• **Work to complete**: Of the lines below, report only those that contain "name".

Entries from a visual dataset:
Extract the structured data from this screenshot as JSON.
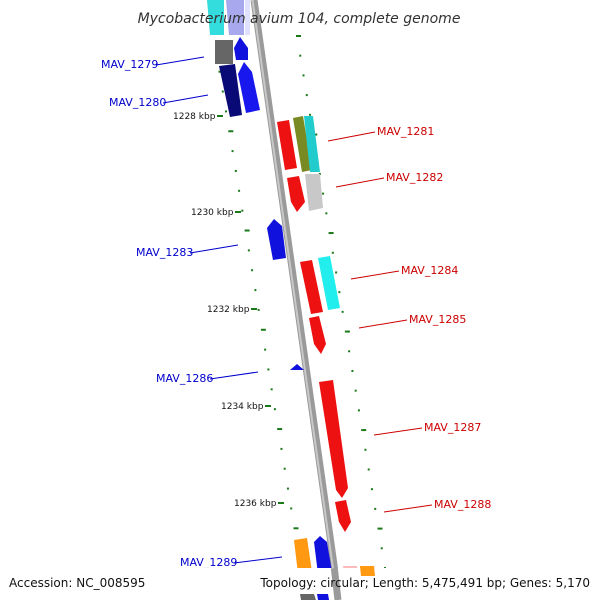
{
  "title": "Mycobacterium avium 104, complete genome",
  "accession_text": "Accession: NC_008595",
  "summary_text": "Topology: circular; Length: 5,475,491 bp; Genes: 5,170",
  "colors": {
    "left_label": "#0000cc",
    "right_label": "#cc0000",
    "backbone": "#888888",
    "tick": "#1a7a1a"
  },
  "scale_ticks": [
    {
      "label": "1228 kbp",
      "kbp": 1228
    },
    {
      "label": "1230 kbp",
      "kbp": 1230
    },
    {
      "label": "1232 kbp",
      "kbp": 1232
    },
    {
      "label": "1234 kbp",
      "kbp": 1234
    },
    {
      "label": "1236 kbp",
      "kbp": 1236
    }
  ],
  "gene_labels": [
    {
      "text": "MAV_1279",
      "side": "left"
    },
    {
      "text": "MAV_1280",
      "side": "left"
    },
    {
      "text": "MAV_1281",
      "side": "right"
    },
    {
      "text": "MAV_1282",
      "side": "right"
    },
    {
      "text": "MAV_1283",
      "side": "left"
    },
    {
      "text": "MAV_1284",
      "side": "right"
    },
    {
      "text": "MAV_1285",
      "side": "right"
    },
    {
      "text": "MAV_1286",
      "side": "left"
    },
    {
      "text": "MAV_1287",
      "side": "right"
    },
    {
      "text": "MAV_1288",
      "side": "right"
    },
    {
      "text": "MAV_1289",
      "side": "left"
    }
  ]
}
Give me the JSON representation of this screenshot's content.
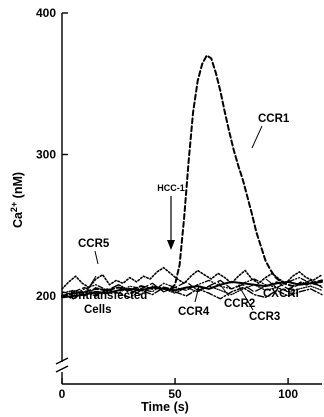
{
  "chart_data": {
    "type": "line",
    "title": "",
    "xlabel": "Time (s)",
    "ylabel": "Ca2+ (nM)",
    "ylabel_base": "Ca",
    "ylabel_sup": "2+",
    "ylabel_unit": " (nM)",
    "xlim": [
      0,
      115
    ],
    "ylim": [
      190,
      400
    ],
    "axis_break": true,
    "grid": false,
    "legend": "none",
    "x_ticks": [
      0,
      50,
      100
    ],
    "y_ticks": [
      200,
      300,
      400
    ],
    "x_tick_labels": [
      "0",
      "50",
      "100"
    ],
    "y_tick_labels": [
      "200",
      "300",
      "400"
    ],
    "stimulus": {
      "label": "HCC-1",
      "time": 48
    },
    "series": [
      {
        "name": "CCR1",
        "style": "dashed-bold",
        "x": [
          0,
          5,
          10,
          15,
          20,
          25,
          30,
          35,
          40,
          45,
          48,
          50,
          52,
          54,
          56,
          58,
          60,
          62,
          64,
          66,
          68,
          70,
          72,
          74,
          76,
          78,
          80,
          82,
          84,
          86,
          88,
          90,
          92,
          94,
          96,
          98,
          100,
          102,
          104,
          106,
          108,
          110,
          112,
          115
        ],
        "y": [
          200,
          202,
          203,
          205,
          204,
          206,
          204,
          207,
          205,
          206,
          205,
          208,
          222,
          255,
          295,
          330,
          352,
          364,
          370,
          368,
          358,
          345,
          330,
          316,
          303,
          292,
          282,
          270,
          258,
          245,
          235,
          225,
          219,
          214,
          211,
          209,
          208,
          207,
          208,
          210,
          208,
          209,
          210,
          211
        ]
      },
      {
        "name": "CCR5",
        "style": "dotted",
        "x": [
          0,
          3,
          6,
          9,
          12,
          15,
          18,
          21,
          24,
          27,
          30,
          33,
          36,
          39,
          42,
          45,
          48,
          51,
          54,
          57,
          60,
          63,
          66,
          69,
          72,
          75,
          78,
          81,
          84,
          87,
          90,
          93,
          96,
          99,
          102,
          105,
          108,
          111,
          115
        ],
        "y": [
          205,
          210,
          214,
          209,
          206,
          212,
          215,
          208,
          211,
          209,
          213,
          210,
          214,
          212,
          217,
          220,
          216,
          212,
          209,
          214,
          218,
          215,
          212,
          216,
          213,
          209,
          214,
          218,
          212,
          209,
          213,
          216,
          212,
          209,
          214,
          217,
          213,
          211,
          215
        ]
      },
      {
        "name": "Untransfected Cells",
        "style": "solid",
        "x": [
          0,
          5,
          10,
          15,
          20,
          25,
          30,
          35,
          40,
          45,
          50,
          55,
          60,
          65,
          70,
          75,
          80,
          85,
          90,
          95,
          100,
          105,
          110,
          115
        ],
        "y": [
          199,
          200,
          201,
          203,
          202,
          204,
          205,
          204,
          206,
          205,
          204,
          206,
          207,
          205,
          208,
          210,
          209,
          208,
          207,
          209,
          210,
          208,
          209,
          210
        ]
      },
      {
        "name": "CCR4",
        "style": "dash-dot",
        "x": [
          0,
          5,
          10,
          15,
          20,
          25,
          30,
          35,
          40,
          45,
          50,
          55,
          60,
          65,
          70,
          75,
          80,
          85,
          90,
          95,
          100,
          105,
          110,
          115
        ],
        "y": [
          201,
          198,
          203,
          200,
          205,
          202,
          199,
          204,
          201,
          206,
          203,
          200,
          205,
          202,
          198,
          203,
          206,
          201,
          199,
          204,
          200,
          203,
          205,
          201
        ]
      },
      {
        "name": "CCR2",
        "style": "dotted-fine",
        "x": [
          0,
          5,
          10,
          15,
          20,
          25,
          30,
          35,
          40,
          45,
          50,
          55,
          60,
          65,
          70,
          75,
          80,
          85,
          90,
          95,
          100,
          105,
          110,
          115
        ],
        "y": [
          202,
          204,
          200,
          206,
          203,
          208,
          204,
          201,
          207,
          205,
          202,
          206,
          203,
          207,
          204,
          201,
          205,
          208,
          204,
          206,
          203,
          205,
          207,
          204
        ]
      },
      {
        "name": "CCR3",
        "style": "long-dash",
        "x": [
          0,
          5,
          10,
          15,
          20,
          25,
          30,
          35,
          40,
          45,
          50,
          55,
          60,
          65,
          70,
          75,
          80,
          85,
          90,
          95,
          100,
          105,
          110,
          115
        ],
        "y": [
          200,
          203,
          206,
          201,
          204,
          208,
          202,
          205,
          209,
          203,
          206,
          210,
          204,
          207,
          211,
          205,
          208,
          203,
          207,
          210,
          205,
          208,
          211,
          206
        ]
      },
      {
        "name": "CXCRI",
        "style": "dash-dot-dot",
        "x": [
          0,
          5,
          10,
          15,
          20,
          25,
          30,
          35,
          40,
          45,
          50,
          55,
          60,
          65,
          70,
          75,
          80,
          85,
          90,
          95,
          100,
          105,
          110,
          115
        ],
        "y": [
          203,
          201,
          205,
          208,
          204,
          202,
          207,
          205,
          203,
          209,
          206,
          204,
          208,
          211,
          207,
          205,
          209,
          212,
          208,
          206,
          210,
          213,
          209,
          207
        ]
      }
    ]
  }
}
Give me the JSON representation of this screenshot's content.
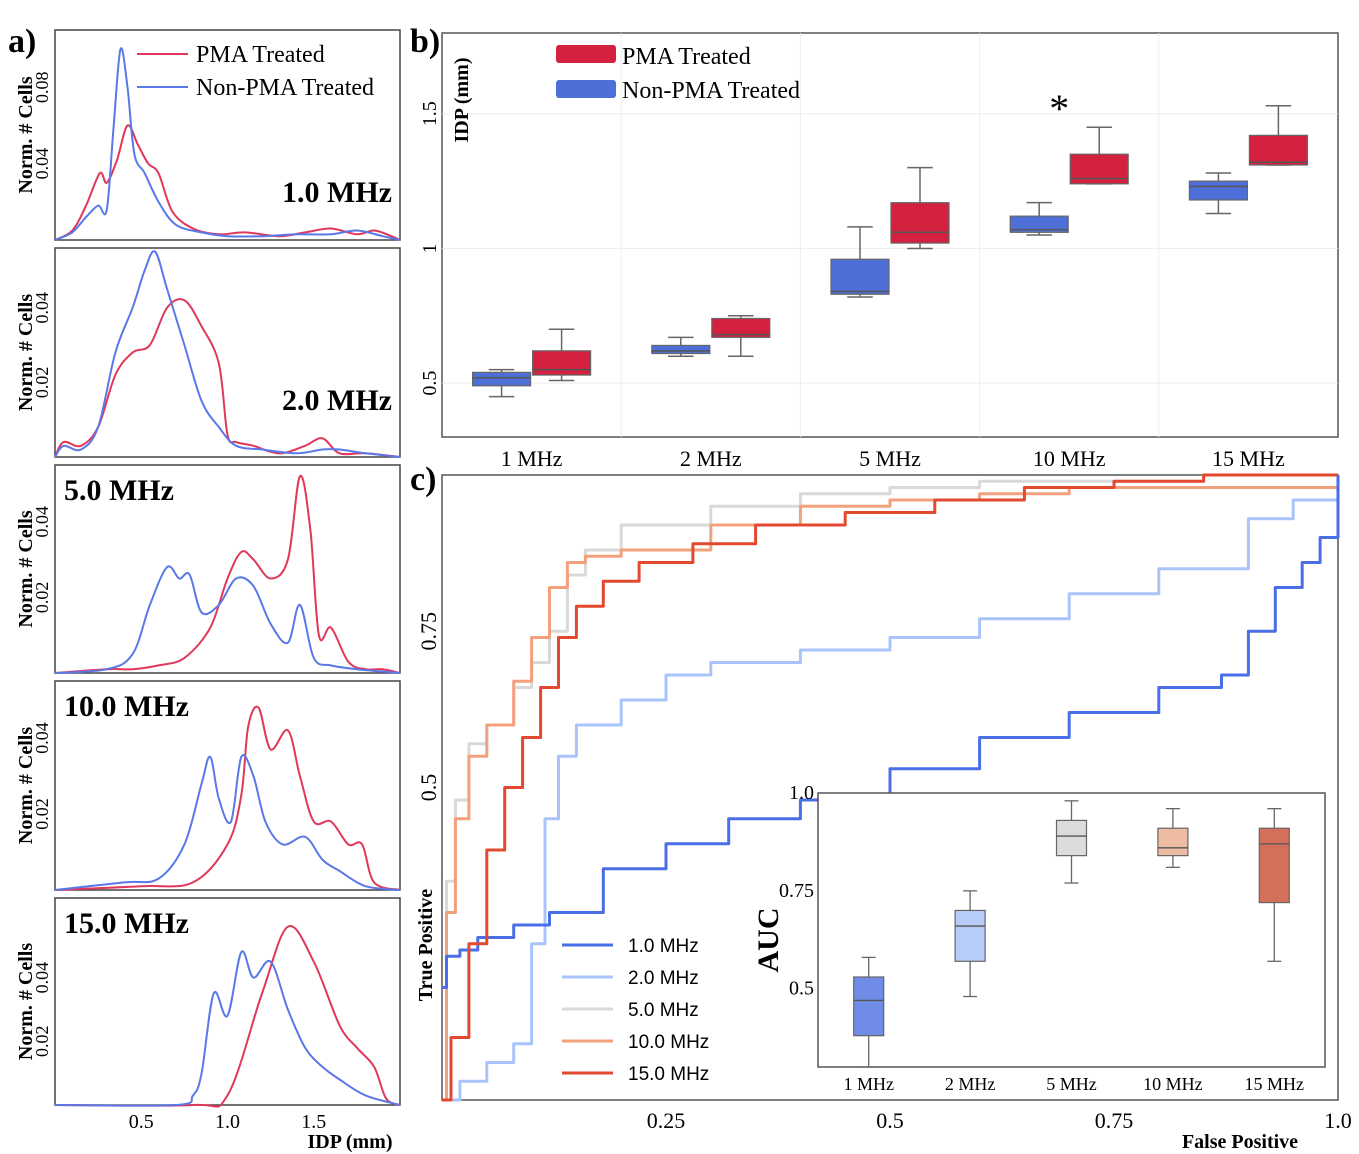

• **Result for this exercise**:
        "name": "CCR1",
        "name": "CCR5",
        "name": "Untransfected Cells",
        "name": "CCR4",
        "name": "CCR2",
        "name": "CCR3",
        "name": "CXCRI",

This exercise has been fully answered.